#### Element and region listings
#####

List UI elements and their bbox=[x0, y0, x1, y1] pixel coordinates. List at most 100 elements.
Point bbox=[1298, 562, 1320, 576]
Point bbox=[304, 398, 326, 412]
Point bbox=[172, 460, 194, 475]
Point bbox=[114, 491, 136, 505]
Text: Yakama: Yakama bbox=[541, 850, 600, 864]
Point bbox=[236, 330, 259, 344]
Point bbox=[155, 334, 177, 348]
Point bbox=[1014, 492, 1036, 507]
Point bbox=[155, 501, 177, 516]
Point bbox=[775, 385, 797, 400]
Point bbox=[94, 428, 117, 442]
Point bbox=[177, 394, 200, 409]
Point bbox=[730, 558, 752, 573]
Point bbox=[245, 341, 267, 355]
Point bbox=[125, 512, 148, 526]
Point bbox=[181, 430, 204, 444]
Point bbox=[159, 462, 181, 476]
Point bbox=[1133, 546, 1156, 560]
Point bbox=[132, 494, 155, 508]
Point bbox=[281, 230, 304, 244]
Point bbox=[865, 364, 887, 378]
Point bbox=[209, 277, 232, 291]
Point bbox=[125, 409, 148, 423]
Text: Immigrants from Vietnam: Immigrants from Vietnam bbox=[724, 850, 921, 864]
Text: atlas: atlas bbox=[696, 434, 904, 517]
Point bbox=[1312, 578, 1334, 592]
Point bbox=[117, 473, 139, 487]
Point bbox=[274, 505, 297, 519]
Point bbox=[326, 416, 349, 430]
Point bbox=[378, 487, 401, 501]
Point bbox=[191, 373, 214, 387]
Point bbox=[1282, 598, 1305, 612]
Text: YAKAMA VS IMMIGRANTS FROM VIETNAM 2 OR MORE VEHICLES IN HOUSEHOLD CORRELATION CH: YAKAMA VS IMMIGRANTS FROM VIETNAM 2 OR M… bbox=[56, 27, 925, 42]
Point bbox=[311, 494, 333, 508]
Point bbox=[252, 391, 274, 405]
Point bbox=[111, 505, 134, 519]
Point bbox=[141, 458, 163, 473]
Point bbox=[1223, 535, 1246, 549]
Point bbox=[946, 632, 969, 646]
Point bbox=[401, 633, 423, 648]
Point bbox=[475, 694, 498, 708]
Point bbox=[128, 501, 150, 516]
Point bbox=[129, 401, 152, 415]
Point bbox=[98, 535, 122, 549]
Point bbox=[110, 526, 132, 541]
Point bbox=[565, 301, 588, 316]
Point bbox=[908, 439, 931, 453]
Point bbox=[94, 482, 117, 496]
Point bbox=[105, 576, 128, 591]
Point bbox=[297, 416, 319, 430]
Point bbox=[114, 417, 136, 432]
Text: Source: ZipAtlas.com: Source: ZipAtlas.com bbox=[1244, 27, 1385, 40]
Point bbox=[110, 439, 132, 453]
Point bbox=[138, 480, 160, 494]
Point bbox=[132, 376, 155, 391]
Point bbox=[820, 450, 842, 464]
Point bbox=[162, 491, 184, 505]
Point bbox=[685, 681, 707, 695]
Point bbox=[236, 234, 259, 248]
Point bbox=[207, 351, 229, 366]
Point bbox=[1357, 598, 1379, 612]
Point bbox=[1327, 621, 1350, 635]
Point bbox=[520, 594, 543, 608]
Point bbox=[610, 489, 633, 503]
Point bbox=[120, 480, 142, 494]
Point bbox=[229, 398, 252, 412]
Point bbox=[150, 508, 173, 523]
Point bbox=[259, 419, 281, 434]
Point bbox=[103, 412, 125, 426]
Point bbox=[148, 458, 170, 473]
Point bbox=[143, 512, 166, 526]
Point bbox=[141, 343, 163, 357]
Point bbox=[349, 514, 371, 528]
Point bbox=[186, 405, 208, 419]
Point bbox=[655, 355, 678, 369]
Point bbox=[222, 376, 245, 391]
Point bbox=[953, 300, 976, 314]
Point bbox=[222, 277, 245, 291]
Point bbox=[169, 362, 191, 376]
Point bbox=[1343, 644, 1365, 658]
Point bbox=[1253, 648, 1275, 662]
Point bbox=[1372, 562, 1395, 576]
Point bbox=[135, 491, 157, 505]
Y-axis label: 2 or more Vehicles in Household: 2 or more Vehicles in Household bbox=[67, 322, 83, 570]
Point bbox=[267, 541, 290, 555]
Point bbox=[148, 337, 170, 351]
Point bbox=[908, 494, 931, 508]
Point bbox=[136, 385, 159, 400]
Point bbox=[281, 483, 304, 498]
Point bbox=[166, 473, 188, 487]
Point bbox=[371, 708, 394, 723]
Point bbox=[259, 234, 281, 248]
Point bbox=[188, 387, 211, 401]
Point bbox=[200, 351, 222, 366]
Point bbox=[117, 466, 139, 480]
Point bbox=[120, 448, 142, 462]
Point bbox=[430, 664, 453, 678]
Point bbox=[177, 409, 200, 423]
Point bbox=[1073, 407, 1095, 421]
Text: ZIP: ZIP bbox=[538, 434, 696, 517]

#####

#### Goal
Can you convert every line of the records above into a Markdown table with a Row column for the row number and a Line column for the line itself, leaving out any blank lines?

#### Result for this task
| Row | Line |
|---|---|
| 1 | List UI elements and their bbox=[x0, y0, x1, y1] pixel coordinates. List at most 100 elements. |
| 2 | Point bbox=[1298, 562, 1320, 576] |
| 3 | Point bbox=[304, 398, 326, 412] |
| 4 | Point bbox=[172, 460, 194, 475] |
| 5 | Point bbox=[114, 491, 136, 505] |
| 6 | Text: Yakama: Yakama bbox=[541, 850, 600, 864] |
| 7 | Point bbox=[236, 330, 259, 344] |
| 8 | Point bbox=[155, 334, 177, 348] |
| 9 | Point bbox=[1014, 492, 1036, 507] |
| 10 | Point bbox=[155, 501, 177, 516] |
| 11 | Point bbox=[775, 385, 797, 400] |
| 12 | Point bbox=[94, 428, 117, 442] |
| 13 | Point bbox=[177, 394, 200, 409] |
| 14 | Point bbox=[730, 558, 752, 573] |
| 15 | Point bbox=[245, 341, 267, 355] |
| 16 | Point bbox=[125, 512, 148, 526] |
| 17 | Point bbox=[181, 430, 204, 444] |
| 18 | Point bbox=[159, 462, 181, 476] |
| 19 | Point bbox=[1133, 546, 1156, 560] |
| 20 | Point bbox=[132, 494, 155, 508] |
| 21 | Point bbox=[281, 230, 304, 244] |
| 22 | Point bbox=[865, 364, 887, 378] |
| 23 | Point bbox=[209, 277, 232, 291] |
| 24 | Point bbox=[125, 409, 148, 423] |
| 25 | Text: Immigrants from Vietnam: Immigrants from Vietnam bbox=[724, 850, 921, 864] |
| 26 | Text: atlas: atlas bbox=[696, 434, 904, 517] |
| 27 | Point bbox=[1312, 578, 1334, 592] |
| 28 | Point bbox=[117, 473, 139, 487] |
| 29 | Point bbox=[274, 505, 297, 519] |
| 30 | Point bbox=[326, 416, 349, 430] |
| 31 | Point bbox=[378, 487, 401, 501] |
| 32 | Point bbox=[191, 373, 214, 387] |
| 33 | Point bbox=[1282, 598, 1305, 612] |
| 34 | Text: YAKAMA VS IMMIGRANTS FROM VIETNAM 2 OR MORE VEHICLES IN HOUSEHOLD CORRELATION CH: YAKAMA VS IMMIGRANTS FROM VIETNAM 2 OR M… bbox=[56, 27, 925, 42] |
| 35 | Point bbox=[311, 494, 333, 508] |
| 36 | Point bbox=[252, 391, 274, 405] |
| 37 | Point bbox=[111, 505, 134, 519] |
| 38 | Point bbox=[141, 458, 163, 473] |
| 39 | Point bbox=[1223, 535, 1246, 549] |
| 40 | Point bbox=[946, 632, 969, 646] |
| 41 | Point bbox=[401, 633, 423, 648] |
| 42 | Point bbox=[475, 694, 498, 708] |
| 43 | Point bbox=[128, 501, 150, 516] |
| 44 | Point bbox=[129, 401, 152, 415] |
| 45 | Point bbox=[98, 535, 122, 549] |
| 46 | Point bbox=[110, 526, 132, 541] |
| 47 | Point bbox=[565, 301, 588, 316] |
| 48 | Point bbox=[908, 439, 931, 453] |
| 49 | Point bbox=[94, 482, 117, 496] |
| 50 | Point bbox=[105, 576, 128, 591] |
| 51 | Point bbox=[297, 416, 319, 430] |
| 52 | Point bbox=[114, 417, 136, 432] |
| 53 | Text: Source: ZipAtlas.com: Source: ZipAtlas.com bbox=[1244, 27, 1385, 40] |
| 54 | Point bbox=[110, 439, 132, 453] |
| 55 | Point bbox=[138, 480, 160, 494] |
| 56 | Point bbox=[132, 376, 155, 391] |
| 57 | Point bbox=[820, 450, 842, 464] |
| 58 | Point bbox=[162, 491, 184, 505] |
| 59 | Point bbox=[685, 681, 707, 695] |
| 60 | Point bbox=[236, 234, 259, 248] |
| 61 | Point bbox=[207, 351, 229, 366] |
| 62 | Point bbox=[1357, 598, 1379, 612] |
| 63 | Point bbox=[1327, 621, 1350, 635] |
| 64 | Point bbox=[520, 594, 543, 608] |
| 65 | Point bbox=[610, 489, 633, 503] |
| 66 | Point bbox=[120, 480, 142, 494] |
| 67 | Point bbox=[229, 398, 252, 412] |
| 68 | Point bbox=[150, 508, 173, 523] |
| 69 | Point bbox=[259, 419, 281, 434] |
| 70 | Point bbox=[103, 412, 125, 426] |
| 71 | Point bbox=[148, 458, 170, 473] |
| 72 | Point bbox=[143, 512, 166, 526] |
| 73 | Point bbox=[141, 343, 163, 357] |
| 74 | Point bbox=[349, 514, 371, 528] |
| 75 | Point bbox=[186, 405, 208, 419] |
| 76 | Point bbox=[655, 355, 678, 369] |
| 77 | Point bbox=[222, 376, 245, 391] |
| 78 | Point bbox=[953, 300, 976, 314] |
| 79 | Point bbox=[222, 277, 245, 291] |
| 80 | Point bbox=[169, 362, 191, 376] |
| 81 | Point bbox=[1343, 644, 1365, 658] |
| 82 | Point bbox=[1253, 648, 1275, 662] |
| 83 | Point bbox=[1372, 562, 1395, 576] |
| 84 | Point bbox=[135, 491, 157, 505] |
| 85 | Y-axis label: 2 or more Vehicles in Household: 2 or more Vehicles in Household bbox=[67, 322, 83, 570] |
| 86 | Point bbox=[267, 541, 290, 555] |
| 87 | Point bbox=[148, 337, 170, 351] |
| 88 | Point bbox=[908, 494, 931, 508] |
| 89 | Point bbox=[136, 385, 159, 400] |
| 90 | Point bbox=[281, 483, 304, 498] |
| 91 | Point bbox=[166, 473, 188, 487] |
| 92 | Point bbox=[371, 708, 394, 723] |
| 93 | Point bbox=[259, 234, 281, 248] |
| 94 | Point bbox=[188, 387, 211, 401] |
| 95 | Point bbox=[200, 351, 222, 366] |
| 96 | Point bbox=[117, 466, 139, 480] |
| 97 | Point bbox=[120, 448, 142, 462] |
| 98 | Point bbox=[430, 664, 453, 678] |
| 99 | Point bbox=[177, 409, 200, 423] |
| 100 | Point bbox=[1073, 407, 1095, 421] |
| 101 | Text: ZIP: ZIP bbox=[538, 434, 696, 517] |